__Aim__
Will you give the material below again, every line exactly as it is?

__Data lines__

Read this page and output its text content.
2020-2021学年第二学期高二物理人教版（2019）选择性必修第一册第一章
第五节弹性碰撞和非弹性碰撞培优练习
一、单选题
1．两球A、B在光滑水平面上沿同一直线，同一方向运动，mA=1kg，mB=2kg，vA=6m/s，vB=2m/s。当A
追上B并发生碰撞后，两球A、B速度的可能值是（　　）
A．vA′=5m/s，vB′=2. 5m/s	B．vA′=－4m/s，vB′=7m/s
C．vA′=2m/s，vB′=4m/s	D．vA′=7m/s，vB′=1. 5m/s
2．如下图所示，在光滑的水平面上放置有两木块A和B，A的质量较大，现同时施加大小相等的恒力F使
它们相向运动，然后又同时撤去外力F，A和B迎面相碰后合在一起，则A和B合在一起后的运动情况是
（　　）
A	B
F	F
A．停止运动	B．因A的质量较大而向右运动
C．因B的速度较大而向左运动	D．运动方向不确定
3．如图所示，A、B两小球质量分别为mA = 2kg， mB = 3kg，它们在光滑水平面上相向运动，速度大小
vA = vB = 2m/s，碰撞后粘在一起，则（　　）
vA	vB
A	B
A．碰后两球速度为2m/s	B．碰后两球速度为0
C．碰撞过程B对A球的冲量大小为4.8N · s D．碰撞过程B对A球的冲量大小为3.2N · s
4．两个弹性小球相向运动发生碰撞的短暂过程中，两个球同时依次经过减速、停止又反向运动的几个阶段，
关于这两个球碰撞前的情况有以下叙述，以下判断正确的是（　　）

__In response__
Read this page and output its text content.
2020-2021学年第二学期高二物理人教版（2019）选择性必修第一册第一章
第五节弹性碰撞和非弹性碰撞培优练习
一、单选题
1．两球A、B在光滑水平面上沿同一直线，同一方向运动，mA=1kg，mB=2kg，vA=6m/s，vB=2m/s。当A
追上B并发生碰撞后，两球A、B速度的可能值是（　　）
A．vA′=5m/s，vB′=2. 5m/s	B．vA′=－4m/s，vB′=7m/s
C．vA′=2m/s，vB′=4m/s	D．vA′=7m/s，vB′=1. 5m/s
2．如下图所示，在光滑的水平面上放置有两木块A和B，A的质量较大，现同时施加大小相等的恒力F使
它们相向运动，然后又同时撤去外力F，A和B迎面相碰后合在一起，则A和B合在一起后的运动情况是
（　　）
A	B
F	F
A．停止运动	B．因A的质量较大而向右运动
C．因B的速度较大而向左运动	D．运动方向不确定
3．如图所示，A、B两小球质量分别为mA = 2kg， mB = 3kg，它们在光滑水平面上相向运动，速度大小
vA = vB = 2m/s，碰撞后粘在一起，则（　　）
vA	vB
A	B
A．碰后两球速度为2m/s	B．碰后两球速度为0
C．碰撞过程B对A球的冲量大小为4.8N · s D．碰撞过程B对A球的冲量大小为3.2N · s
4．两个弹性小球相向运动发生碰撞的短暂过程中，两个球同时依次经过减速、停止又反向运动的几个阶段，
关于这两个球碰撞前的情况有以下叙述，以下判断正确的是（　　）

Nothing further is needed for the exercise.